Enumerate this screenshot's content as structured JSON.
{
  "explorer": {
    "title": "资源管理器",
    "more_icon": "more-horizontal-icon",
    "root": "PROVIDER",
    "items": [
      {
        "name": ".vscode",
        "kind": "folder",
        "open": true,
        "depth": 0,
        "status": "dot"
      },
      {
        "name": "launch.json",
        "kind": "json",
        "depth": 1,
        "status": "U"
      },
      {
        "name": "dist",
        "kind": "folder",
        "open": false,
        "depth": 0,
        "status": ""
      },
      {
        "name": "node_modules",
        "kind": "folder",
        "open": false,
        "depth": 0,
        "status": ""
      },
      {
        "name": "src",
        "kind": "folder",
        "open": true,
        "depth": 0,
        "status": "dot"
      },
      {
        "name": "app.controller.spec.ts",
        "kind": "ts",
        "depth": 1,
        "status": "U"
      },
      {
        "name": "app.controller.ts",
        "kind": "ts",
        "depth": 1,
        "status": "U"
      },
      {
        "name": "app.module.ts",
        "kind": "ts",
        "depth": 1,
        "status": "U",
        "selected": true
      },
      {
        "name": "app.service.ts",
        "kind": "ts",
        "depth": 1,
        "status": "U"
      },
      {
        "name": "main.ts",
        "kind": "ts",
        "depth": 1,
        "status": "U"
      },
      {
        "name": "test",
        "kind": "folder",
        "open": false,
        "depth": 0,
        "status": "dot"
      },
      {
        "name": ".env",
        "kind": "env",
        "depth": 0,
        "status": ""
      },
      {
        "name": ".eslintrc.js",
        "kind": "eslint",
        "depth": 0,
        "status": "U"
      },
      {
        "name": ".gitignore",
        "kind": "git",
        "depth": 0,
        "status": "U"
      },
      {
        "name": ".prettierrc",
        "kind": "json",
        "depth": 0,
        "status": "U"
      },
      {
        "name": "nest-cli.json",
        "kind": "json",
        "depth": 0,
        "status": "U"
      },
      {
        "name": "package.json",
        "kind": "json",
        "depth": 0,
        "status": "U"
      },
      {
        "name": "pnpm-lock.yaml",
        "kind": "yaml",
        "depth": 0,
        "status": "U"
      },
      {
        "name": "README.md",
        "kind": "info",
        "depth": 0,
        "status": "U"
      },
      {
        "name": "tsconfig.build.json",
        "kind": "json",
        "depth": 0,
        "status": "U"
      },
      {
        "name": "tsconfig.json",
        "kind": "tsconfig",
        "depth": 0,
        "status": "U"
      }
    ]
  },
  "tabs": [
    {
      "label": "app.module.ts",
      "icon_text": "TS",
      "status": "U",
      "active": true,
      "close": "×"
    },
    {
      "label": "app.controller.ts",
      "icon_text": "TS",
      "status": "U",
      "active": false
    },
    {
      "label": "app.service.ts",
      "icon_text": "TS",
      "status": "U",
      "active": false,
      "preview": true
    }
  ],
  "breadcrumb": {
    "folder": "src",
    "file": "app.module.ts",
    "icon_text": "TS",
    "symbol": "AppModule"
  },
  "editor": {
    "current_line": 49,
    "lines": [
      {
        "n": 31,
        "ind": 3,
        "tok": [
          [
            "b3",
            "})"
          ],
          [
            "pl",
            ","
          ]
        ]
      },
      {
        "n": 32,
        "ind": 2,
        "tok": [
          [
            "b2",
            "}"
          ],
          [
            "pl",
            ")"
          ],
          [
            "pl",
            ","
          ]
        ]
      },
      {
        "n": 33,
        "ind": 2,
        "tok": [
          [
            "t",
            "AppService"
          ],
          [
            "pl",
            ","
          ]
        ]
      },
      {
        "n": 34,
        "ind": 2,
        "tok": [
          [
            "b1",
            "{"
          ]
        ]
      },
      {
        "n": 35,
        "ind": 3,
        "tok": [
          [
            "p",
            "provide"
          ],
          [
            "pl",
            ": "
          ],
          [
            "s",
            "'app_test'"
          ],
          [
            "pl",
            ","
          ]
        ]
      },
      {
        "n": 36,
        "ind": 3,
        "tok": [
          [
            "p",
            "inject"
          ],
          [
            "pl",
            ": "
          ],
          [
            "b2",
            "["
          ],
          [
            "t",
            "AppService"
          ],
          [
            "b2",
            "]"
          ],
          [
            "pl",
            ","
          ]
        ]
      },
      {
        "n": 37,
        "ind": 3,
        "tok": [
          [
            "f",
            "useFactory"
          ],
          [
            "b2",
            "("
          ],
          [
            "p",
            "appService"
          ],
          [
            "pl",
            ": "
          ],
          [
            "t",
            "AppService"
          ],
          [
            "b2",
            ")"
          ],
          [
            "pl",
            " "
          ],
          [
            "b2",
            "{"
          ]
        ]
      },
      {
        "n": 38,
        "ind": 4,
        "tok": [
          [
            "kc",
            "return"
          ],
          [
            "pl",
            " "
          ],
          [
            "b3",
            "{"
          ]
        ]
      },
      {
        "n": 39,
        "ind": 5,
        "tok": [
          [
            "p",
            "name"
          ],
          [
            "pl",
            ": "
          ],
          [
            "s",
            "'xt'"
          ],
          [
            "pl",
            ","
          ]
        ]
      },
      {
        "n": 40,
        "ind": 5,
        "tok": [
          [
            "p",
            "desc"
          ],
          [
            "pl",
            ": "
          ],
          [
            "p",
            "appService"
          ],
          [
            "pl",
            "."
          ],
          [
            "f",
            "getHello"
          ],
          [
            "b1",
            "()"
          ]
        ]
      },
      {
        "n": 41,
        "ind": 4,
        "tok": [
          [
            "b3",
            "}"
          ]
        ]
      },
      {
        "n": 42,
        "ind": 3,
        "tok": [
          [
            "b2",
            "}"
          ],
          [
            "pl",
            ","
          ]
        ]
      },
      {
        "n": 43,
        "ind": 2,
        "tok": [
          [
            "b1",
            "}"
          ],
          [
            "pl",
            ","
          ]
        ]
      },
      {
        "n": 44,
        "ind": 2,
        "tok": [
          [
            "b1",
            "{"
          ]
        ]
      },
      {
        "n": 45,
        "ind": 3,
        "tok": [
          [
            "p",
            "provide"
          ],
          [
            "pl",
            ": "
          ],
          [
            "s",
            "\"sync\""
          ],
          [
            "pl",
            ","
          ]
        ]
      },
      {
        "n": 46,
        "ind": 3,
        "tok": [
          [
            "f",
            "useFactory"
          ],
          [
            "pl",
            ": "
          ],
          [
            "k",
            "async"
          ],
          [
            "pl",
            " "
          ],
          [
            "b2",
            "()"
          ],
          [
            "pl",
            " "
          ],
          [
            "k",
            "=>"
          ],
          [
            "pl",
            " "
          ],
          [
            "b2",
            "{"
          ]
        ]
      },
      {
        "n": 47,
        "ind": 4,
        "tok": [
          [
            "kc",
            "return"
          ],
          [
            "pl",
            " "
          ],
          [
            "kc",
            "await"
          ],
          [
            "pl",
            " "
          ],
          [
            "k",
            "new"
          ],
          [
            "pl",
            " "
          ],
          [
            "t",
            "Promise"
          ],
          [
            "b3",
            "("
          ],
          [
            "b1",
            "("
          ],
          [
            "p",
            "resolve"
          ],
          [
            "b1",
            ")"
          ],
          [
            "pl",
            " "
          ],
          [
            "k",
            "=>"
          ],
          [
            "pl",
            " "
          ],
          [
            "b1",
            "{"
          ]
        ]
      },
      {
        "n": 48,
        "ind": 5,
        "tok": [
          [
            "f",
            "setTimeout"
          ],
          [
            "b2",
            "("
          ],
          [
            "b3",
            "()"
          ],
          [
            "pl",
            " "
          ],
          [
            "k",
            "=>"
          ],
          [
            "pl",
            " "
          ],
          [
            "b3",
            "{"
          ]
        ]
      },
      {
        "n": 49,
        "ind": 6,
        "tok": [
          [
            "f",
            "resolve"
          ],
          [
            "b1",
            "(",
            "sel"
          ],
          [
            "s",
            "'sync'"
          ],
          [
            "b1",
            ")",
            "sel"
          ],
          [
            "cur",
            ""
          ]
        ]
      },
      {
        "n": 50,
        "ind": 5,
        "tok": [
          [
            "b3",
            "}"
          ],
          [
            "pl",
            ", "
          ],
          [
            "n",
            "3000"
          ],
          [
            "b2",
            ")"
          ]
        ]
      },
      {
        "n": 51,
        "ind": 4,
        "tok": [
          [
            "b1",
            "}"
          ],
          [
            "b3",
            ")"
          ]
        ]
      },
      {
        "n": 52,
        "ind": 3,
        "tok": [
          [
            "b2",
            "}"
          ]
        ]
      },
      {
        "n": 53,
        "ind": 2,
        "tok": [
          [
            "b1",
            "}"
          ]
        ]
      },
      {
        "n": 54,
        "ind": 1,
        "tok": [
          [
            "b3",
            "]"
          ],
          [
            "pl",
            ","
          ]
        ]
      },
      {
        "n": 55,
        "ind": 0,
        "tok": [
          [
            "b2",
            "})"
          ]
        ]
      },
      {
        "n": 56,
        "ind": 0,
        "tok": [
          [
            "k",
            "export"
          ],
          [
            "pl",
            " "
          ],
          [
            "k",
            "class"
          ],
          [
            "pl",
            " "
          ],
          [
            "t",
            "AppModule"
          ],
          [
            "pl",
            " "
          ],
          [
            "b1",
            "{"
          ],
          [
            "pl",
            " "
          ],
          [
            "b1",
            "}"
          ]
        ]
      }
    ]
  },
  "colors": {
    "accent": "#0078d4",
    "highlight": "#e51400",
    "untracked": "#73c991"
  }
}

=== Requirements ===
Tally up the lines holding the word "tsconfig" in the data above, and answer with that figure only.

=== Answer to the task ===
3